__The exercise__: Copy, in full, each line of the material that holds the word "true".

__Extracted data__:
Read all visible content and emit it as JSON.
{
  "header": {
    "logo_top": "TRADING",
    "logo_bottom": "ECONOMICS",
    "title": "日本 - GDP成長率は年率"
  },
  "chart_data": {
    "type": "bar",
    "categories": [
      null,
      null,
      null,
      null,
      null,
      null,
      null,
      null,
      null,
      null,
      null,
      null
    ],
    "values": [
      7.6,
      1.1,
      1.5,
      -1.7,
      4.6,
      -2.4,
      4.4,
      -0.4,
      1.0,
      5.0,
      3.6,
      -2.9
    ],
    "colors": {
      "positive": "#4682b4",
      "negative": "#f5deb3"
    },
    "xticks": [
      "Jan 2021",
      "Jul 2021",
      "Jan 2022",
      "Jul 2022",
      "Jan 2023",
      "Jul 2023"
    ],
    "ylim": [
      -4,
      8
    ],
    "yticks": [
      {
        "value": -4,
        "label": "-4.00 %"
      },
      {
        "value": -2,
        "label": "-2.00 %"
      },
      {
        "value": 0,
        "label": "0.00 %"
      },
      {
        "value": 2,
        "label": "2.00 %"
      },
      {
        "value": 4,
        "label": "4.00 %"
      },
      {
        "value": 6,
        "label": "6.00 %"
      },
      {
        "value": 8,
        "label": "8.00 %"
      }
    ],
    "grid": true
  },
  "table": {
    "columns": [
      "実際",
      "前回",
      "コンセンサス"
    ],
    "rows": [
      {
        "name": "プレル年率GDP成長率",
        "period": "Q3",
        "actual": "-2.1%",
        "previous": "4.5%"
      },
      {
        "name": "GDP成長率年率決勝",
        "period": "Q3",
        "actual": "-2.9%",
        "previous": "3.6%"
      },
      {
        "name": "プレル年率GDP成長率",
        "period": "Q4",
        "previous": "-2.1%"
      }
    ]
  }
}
...
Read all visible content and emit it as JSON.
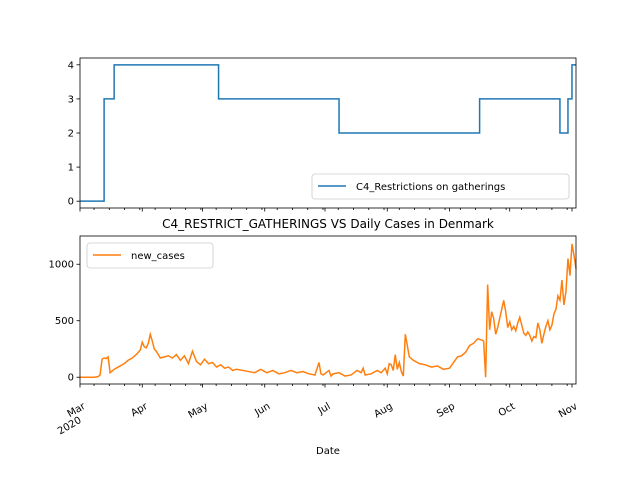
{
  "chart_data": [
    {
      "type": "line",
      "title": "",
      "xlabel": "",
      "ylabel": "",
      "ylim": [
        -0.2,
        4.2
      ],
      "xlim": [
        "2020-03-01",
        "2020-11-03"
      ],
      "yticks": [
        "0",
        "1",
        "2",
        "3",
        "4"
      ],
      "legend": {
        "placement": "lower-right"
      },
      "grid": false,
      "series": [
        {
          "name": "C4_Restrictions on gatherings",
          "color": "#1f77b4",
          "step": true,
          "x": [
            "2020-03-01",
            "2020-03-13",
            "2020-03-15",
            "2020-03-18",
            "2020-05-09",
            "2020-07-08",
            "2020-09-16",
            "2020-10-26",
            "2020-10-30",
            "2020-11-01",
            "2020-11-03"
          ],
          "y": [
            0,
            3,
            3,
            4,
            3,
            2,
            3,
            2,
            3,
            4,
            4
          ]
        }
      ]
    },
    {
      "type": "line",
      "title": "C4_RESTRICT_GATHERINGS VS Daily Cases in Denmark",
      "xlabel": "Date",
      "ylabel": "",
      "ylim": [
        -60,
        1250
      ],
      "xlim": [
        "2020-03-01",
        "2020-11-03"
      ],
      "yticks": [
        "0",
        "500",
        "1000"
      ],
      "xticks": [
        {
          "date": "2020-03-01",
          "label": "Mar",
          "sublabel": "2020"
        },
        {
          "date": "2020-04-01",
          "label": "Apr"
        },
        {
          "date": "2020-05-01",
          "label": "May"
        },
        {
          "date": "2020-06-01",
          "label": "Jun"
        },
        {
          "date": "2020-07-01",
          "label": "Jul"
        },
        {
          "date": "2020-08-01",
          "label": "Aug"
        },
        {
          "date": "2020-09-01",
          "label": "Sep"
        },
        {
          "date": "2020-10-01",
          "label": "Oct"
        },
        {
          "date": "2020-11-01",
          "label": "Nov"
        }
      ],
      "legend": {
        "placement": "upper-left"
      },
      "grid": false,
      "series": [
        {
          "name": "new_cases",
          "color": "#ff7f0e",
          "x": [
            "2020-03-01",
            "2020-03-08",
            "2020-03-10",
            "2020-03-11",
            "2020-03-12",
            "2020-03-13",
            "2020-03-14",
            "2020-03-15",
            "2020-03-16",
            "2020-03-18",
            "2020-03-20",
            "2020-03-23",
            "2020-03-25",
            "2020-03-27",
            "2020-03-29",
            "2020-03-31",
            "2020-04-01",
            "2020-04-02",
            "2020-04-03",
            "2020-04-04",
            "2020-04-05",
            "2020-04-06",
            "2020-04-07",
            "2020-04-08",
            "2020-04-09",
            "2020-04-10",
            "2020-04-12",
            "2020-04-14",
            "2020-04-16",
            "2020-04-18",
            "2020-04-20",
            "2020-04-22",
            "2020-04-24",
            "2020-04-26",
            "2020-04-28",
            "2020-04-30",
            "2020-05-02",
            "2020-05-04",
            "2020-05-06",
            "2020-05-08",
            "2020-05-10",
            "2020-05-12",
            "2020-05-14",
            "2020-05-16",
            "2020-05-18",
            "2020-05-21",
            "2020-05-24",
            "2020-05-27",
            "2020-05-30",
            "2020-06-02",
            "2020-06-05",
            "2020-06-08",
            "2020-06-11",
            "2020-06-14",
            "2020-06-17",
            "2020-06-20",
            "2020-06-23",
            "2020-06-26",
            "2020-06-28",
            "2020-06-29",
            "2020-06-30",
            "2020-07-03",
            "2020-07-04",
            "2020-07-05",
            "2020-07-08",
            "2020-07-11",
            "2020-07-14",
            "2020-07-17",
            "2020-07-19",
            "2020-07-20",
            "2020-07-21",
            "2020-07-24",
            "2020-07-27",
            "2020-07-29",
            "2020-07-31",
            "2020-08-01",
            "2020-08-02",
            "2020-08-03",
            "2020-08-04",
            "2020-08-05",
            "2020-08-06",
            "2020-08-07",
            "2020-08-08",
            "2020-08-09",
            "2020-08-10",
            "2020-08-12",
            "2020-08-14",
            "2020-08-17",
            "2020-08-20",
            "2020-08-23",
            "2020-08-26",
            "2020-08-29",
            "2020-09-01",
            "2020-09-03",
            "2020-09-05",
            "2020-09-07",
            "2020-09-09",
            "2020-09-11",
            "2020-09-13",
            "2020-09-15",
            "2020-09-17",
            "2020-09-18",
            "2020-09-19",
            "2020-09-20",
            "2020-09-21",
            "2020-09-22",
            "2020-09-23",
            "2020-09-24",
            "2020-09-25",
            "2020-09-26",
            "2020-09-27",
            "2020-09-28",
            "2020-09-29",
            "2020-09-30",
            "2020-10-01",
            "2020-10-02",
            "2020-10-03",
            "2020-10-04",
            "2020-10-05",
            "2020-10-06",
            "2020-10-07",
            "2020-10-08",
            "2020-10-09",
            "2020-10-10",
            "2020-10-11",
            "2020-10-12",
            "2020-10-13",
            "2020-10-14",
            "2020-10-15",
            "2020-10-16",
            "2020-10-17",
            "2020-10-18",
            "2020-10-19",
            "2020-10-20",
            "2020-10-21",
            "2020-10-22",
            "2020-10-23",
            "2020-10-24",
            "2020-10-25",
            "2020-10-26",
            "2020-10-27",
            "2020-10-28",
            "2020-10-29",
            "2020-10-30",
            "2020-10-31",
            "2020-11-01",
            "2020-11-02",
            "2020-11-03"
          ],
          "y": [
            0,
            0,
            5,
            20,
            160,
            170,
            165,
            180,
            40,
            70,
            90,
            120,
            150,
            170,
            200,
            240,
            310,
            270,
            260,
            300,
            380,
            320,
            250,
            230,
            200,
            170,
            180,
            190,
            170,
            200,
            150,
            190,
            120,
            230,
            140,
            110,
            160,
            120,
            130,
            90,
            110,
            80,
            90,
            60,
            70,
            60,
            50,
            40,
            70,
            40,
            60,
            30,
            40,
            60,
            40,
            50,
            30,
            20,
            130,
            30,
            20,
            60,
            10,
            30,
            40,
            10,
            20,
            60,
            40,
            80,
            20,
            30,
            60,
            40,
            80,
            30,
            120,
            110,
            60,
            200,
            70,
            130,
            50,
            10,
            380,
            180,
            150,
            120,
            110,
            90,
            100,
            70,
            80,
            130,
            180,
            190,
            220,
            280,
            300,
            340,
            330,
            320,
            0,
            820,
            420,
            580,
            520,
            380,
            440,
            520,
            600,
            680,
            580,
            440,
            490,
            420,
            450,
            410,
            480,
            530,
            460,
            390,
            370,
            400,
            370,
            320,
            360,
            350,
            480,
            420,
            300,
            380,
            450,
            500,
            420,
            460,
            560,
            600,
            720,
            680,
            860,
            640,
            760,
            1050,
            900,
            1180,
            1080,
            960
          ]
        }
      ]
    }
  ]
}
---
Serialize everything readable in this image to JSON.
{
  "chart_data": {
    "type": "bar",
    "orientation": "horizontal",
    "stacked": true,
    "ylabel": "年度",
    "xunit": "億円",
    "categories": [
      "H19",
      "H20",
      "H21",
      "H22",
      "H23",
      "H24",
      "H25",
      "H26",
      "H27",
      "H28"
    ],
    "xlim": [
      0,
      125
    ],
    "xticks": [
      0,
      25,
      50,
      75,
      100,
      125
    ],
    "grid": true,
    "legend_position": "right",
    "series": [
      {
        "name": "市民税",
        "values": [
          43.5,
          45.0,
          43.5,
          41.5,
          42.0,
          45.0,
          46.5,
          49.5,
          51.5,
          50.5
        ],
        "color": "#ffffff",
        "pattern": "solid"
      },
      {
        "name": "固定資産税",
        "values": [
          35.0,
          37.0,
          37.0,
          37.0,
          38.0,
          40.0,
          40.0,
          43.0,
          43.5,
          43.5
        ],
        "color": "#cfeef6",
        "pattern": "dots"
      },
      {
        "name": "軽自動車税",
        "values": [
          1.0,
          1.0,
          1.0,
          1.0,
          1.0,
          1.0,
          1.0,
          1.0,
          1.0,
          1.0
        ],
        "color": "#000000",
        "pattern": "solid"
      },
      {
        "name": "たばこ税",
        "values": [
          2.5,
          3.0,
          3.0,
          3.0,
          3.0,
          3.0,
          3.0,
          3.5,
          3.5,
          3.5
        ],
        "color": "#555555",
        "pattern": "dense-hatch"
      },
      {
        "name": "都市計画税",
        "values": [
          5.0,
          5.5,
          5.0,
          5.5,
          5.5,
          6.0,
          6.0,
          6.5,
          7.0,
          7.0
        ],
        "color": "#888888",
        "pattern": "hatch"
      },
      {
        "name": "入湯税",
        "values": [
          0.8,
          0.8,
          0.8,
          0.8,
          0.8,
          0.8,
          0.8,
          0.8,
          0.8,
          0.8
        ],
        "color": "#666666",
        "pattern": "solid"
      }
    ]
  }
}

__Exercise result__:
    "grid": true
          "step": true,
    "stacked": true,
    "grid": true,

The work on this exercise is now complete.